*Material for the task*.
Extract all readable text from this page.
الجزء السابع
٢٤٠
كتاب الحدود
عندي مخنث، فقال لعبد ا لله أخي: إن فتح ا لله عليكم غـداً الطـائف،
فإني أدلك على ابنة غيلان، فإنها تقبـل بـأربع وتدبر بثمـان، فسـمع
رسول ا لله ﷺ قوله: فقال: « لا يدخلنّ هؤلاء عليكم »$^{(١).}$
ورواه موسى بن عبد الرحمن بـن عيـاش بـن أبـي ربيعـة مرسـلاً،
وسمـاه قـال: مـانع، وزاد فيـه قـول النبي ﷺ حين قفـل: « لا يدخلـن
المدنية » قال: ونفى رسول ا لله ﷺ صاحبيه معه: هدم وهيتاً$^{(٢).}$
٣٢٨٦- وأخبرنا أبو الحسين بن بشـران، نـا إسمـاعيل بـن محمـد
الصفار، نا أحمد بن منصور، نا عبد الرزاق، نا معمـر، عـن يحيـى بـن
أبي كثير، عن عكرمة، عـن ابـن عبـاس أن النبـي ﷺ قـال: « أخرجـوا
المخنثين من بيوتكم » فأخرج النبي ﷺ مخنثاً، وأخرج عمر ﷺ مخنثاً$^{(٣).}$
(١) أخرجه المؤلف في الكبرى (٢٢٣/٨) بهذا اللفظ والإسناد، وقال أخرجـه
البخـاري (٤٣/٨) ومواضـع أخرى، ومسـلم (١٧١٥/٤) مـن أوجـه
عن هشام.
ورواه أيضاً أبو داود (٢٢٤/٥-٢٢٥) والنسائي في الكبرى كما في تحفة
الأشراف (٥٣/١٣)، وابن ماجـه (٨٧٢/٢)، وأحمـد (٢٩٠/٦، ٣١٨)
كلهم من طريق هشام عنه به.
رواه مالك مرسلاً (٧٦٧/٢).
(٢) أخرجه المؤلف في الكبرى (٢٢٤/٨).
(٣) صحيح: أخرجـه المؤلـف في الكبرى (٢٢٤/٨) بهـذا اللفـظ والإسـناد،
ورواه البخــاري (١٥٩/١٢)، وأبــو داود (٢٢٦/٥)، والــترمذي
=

*Job*. Every record shown above should be written out again exactly.

*Solution for this problem*.
Extract all readable text from this page.
الجزء السابع
٢٤٠
كتاب الحدود
عندي مخنث، فقال لعبد ا لله أخي: إن فتح ا لله عليكم غـداً الطـائف،
فإني أدلك على ابنة غيلان، فإنها تقبـل بـأربع وتدبر بثمـان، فسـمع
رسول ا لله ﷺ قوله: فقال: « لا يدخلنّ هؤلاء عليكم »$^{(١).}$
ورواه موسى بن عبد الرحمن بـن عيـاش بـن أبـي ربيعـة مرسـلاً،
وسمـاه قـال: مـانع، وزاد فيـه قـول النبي ﷺ حين قفـل: « لا يدخلـن
المدنية » قال: ونفى رسول ا لله ﷺ صاحبيه معه: هدم وهيتاً$^{(٢).}$
٣٢٨٦- وأخبرنا أبو الحسين بن بشـران، نـا إسمـاعيل بـن محمـد
الصفار، نا أحمد بن منصور، نا عبد الرزاق، نا معمـر، عـن يحيـى بـن
أبي كثير، عن عكرمة، عـن ابـن عبـاس أن النبـي ﷺ قـال: « أخرجـوا
المخنثين من بيوتكم » فأخرج النبي ﷺ مخنثاً، وأخرج عمر ﷺ مخنثاً$^{(٣).}$
(١) أخرجه المؤلف في الكبرى (٢٢٣/٨) بهذا اللفظ والإسناد، وقال أخرجـه
البخـاري (٤٣/٨) ومواضـع أخرى، ومسـلم (١٧١٥/٤) مـن أوجـه
عن هشام.
ورواه أيضاً أبو داود (٢٢٤/٥-٢٢٥) والنسائي في الكبرى كما في تحفة
الأشراف (٥٣/١٣)، وابن ماجـه (٨٧٢/٢)، وأحمـد (٢٩٠/٦، ٣١٨)
كلهم من طريق هشام عنه به.
رواه مالك مرسلاً (٧٦٧/٢).
(٢) أخرجه المؤلف في الكبرى (٢٢٤/٨).
(٣) صحيح: أخرجـه المؤلـف في الكبرى (٢٢٤/٨) بهـذا اللفـظ والإسـناد،
ورواه البخــاري (١٥٩/١٢)، وأبــو داود (٢٢٦/٥)، والــترمذي
=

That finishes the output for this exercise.